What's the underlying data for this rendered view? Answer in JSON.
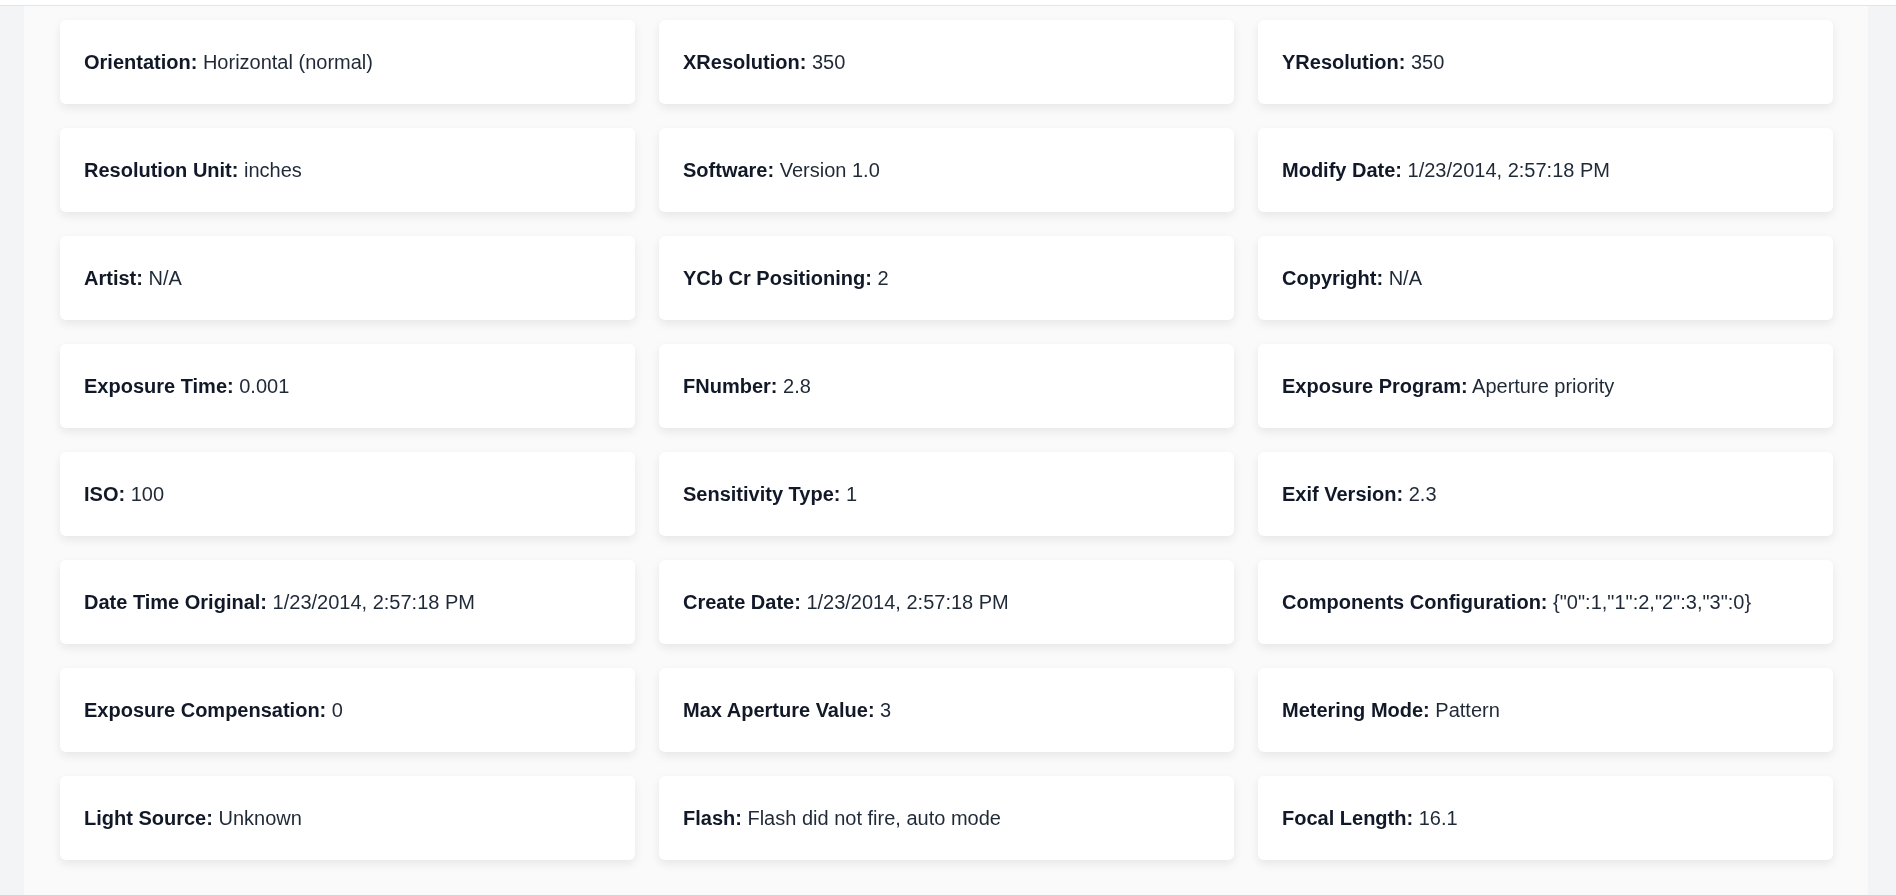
{
  "fields": [
    {
      "label": "Orientation:",
      "value": "Horizontal (normal)"
    },
    {
      "label": "XResolution:",
      "value": "350"
    },
    {
      "label": "YResolution:",
      "value": "350"
    },
    {
      "label": "Resolution Unit:",
      "value": "inches"
    },
    {
      "label": "Software:",
      "value": "Version 1.0"
    },
    {
      "label": "Modify Date:",
      "value": "1/23/2014, 2:57:18 PM"
    },
    {
      "label": "Artist:",
      "value": "N/A"
    },
    {
      "label": "YCb Cr Positioning:",
      "value": "2"
    },
    {
      "label": "Copyright:",
      "value": "N/A"
    },
    {
      "label": "Exposure Time:",
      "value": "0.001"
    },
    {
      "label": "FNumber:",
      "value": "2.8"
    },
    {
      "label": "Exposure Program:",
      "value": "Aperture priority"
    },
    {
      "label": "ISO:",
      "value": "100"
    },
    {
      "label": "Sensitivity Type:",
      "value": "1"
    },
    {
      "label": "Exif Version:",
      "value": "2.3"
    },
    {
      "label": "Date Time Original:",
      "value": "1/23/2014, 2:57:18 PM"
    },
    {
      "label": "Create Date:",
      "value": "1/23/2014, 2:57:18 PM"
    },
    {
      "label": "Components Configuration:",
      "value": "{\"0\":1,\"1\":2,\"2\":3,\"3\":0}"
    },
    {
      "label": "Exposure Compensation:",
      "value": "0"
    },
    {
      "label": "Max Aperture Value:",
      "value": "3"
    },
    {
      "label": "Metering Mode:",
      "value": "Pattern"
    },
    {
      "label": "Light Source:",
      "value": "Unknown"
    },
    {
      "label": "Flash:",
      "value": "Flash did not fire, auto mode"
    },
    {
      "label": "Focal Length:",
      "value": "16.1"
    }
  ]
}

**Short problem**
Exclude all images and restate the records above word for word.

**Result below**
What's the underlying data for this rendered view? Answer in JSON.
{
  "fields": [
    {
      "label": "Orientation:",
      "value": "Horizontal (normal)"
    },
    {
      "label": "XResolution:",
      "value": "350"
    },
    {
      "label": "YResolution:",
      "value": "350"
    },
    {
      "label": "Resolution Unit:",
      "value": "inches"
    },
    {
      "label": "Software:",
      "value": "Version 1.0"
    },
    {
      "label": "Modify Date:",
      "value": "1/23/2014, 2:57:18 PM"
    },
    {
      "label": "Artist:",
      "value": "N/A"
    },
    {
      "label": "YCb Cr Positioning:",
      "value": "2"
    },
    {
      "label": "Copyright:",
      "value": "N/A"
    },
    {
      "label": "Exposure Time:",
      "value": "0.001"
    },
    {
      "label": "FNumber:",
      "value": "2.8"
    },
    {
      "label": "Exposure Program:",
      "value": "Aperture priority"
    },
    {
      "label": "ISO:",
      "value": "100"
    },
    {
      "label": "Sensitivity Type:",
      "value": "1"
    },
    {
      "label": "Exif Version:",
      "value": "2.3"
    },
    {
      "label": "Date Time Original:",
      "value": "1/23/2014, 2:57:18 PM"
    },
    {
      "label": "Create Date:",
      "value": "1/23/2014, 2:57:18 PM"
    },
    {
      "label": "Components Configuration:",
      "value": "{\"0\":1,\"1\":2,\"2\":3,\"3\":0}"
    },
    {
      "label": "Exposure Compensation:",
      "value": "0"
    },
    {
      "label": "Max Aperture Value:",
      "value": "3"
    },
    {
      "label": "Metering Mode:",
      "value": "Pattern"
    },
    {
      "label": "Light Source:",
      "value": "Unknown"
    },
    {
      "label": "Flash:",
      "value": "Flash did not fire, auto mode"
    },
    {
      "label": "Focal Length:",
      "value": "16.1"
    }
  ]
}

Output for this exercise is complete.